── Data shown

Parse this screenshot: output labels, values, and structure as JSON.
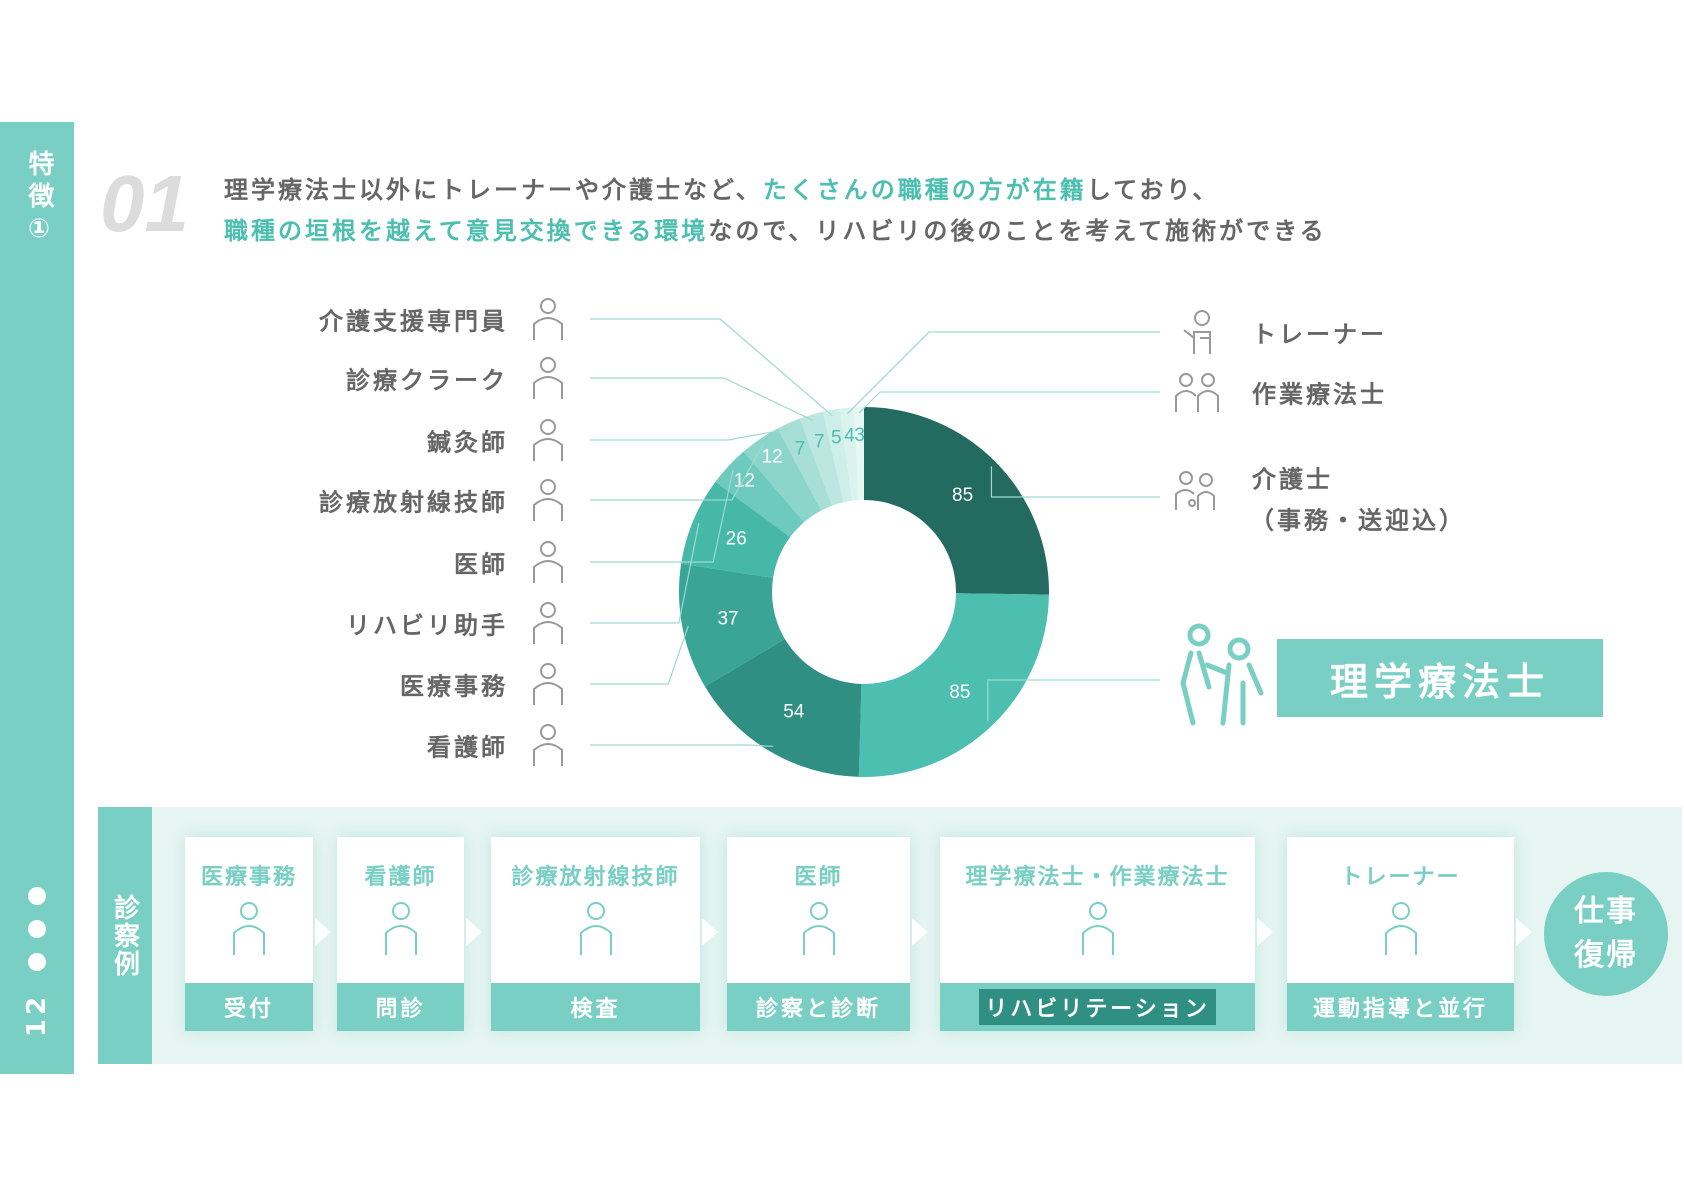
{
  "sidebar": {
    "feature_label": "特徴①",
    "page_number": "12"
  },
  "header": {
    "number": "01",
    "line1_a": "理学療法士以外にトレーナーや介護士など、",
    "line1_b": "たくさんの職種の方が在籍",
    "line1_c": "しており、",
    "line2_a": "職種の垣根を越えて意見交換できる環境",
    "line2_b": "なので、リハビリの後のことを考えて施術ができる"
  },
  "colors": {
    "accent": "#79cfc3",
    "teal": "#4cbfb0",
    "dark": "#236b60",
    "text": "#666666"
  },
  "chart_data": {
    "type": "pie",
    "donut": true,
    "slices": [
      {
        "label": "介護士（事務・送迎込）",
        "value": 85,
        "color": "#236b60",
        "icon": "caregiver-icon"
      },
      {
        "label": "理学療法士",
        "value": 85,
        "color": "#4cbfb0",
        "icon": "physical-therapist-icon"
      },
      {
        "label": "看護師",
        "value": 54,
        "color": "#2f8f82",
        "icon": "nurse-icon"
      },
      {
        "label": "医療事務",
        "value": 37,
        "color": "#3aa596",
        "icon": "medical-clerk-icon"
      },
      {
        "label": "リハビリ助手",
        "value": 26,
        "color": "#45b8a8",
        "icon": "rehab-assistant-icon"
      },
      {
        "label": "医師",
        "value": 12,
        "color": "#6fcabe",
        "icon": "doctor-icon"
      },
      {
        "label": "診療放射線技師",
        "value": 12,
        "color": "#8bd5cb",
        "icon": "radiology-icon"
      },
      {
        "label": "鍼灸師",
        "value": 7,
        "color": "#a7dfd7",
        "icon": "acupuncture-icon"
      },
      {
        "label": "診療クラーク",
        "value": 7,
        "color": "#bce7e1",
        "icon": "clerk-icon"
      },
      {
        "label": "介護支援専門員",
        "value": 5,
        "color": "#cdeee9",
        "icon": "care-manager-icon"
      },
      {
        "label": "トレーナー",
        "value": 4,
        "color": "#dbf3ef",
        "icon": "trainer-icon"
      },
      {
        "label": "作業療法士",
        "value": 3,
        "color": "#e7f7f4",
        "icon": "occupational-therapist-icon"
      }
    ],
    "left_labels": [
      "介護支援専門員",
      "診療クラーク",
      "鍼灸師",
      "診療放射線技師",
      "医師",
      "リハビリ助手",
      "医療事務",
      "看護師"
    ],
    "right_labels": [
      "トレーナー",
      "作業療法士",
      "介護士",
      "（事務・送迎込）"
    ],
    "highlight_label": "理学療法士"
  },
  "flow": {
    "title": "診察例",
    "steps": [
      {
        "role": "医療事務",
        "action": "受付"
      },
      {
        "role": "看護師",
        "action": "問診"
      },
      {
        "role": "診療放射線技師",
        "action": "検査"
      },
      {
        "role": "医師",
        "action": "診察と診断"
      },
      {
        "role": "理学療法士・作業療法士",
        "action": "リハビリテーション"
      },
      {
        "role": "トレーナー",
        "action": "運動指導と並行"
      }
    ],
    "goal": "仕事復帰"
  }
}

────

Identify each line containing the string "therapist" and copy it out.

**Reply**
        "icon": "physical-therapist-icon"
        "icon": "occupational-therapist-icon"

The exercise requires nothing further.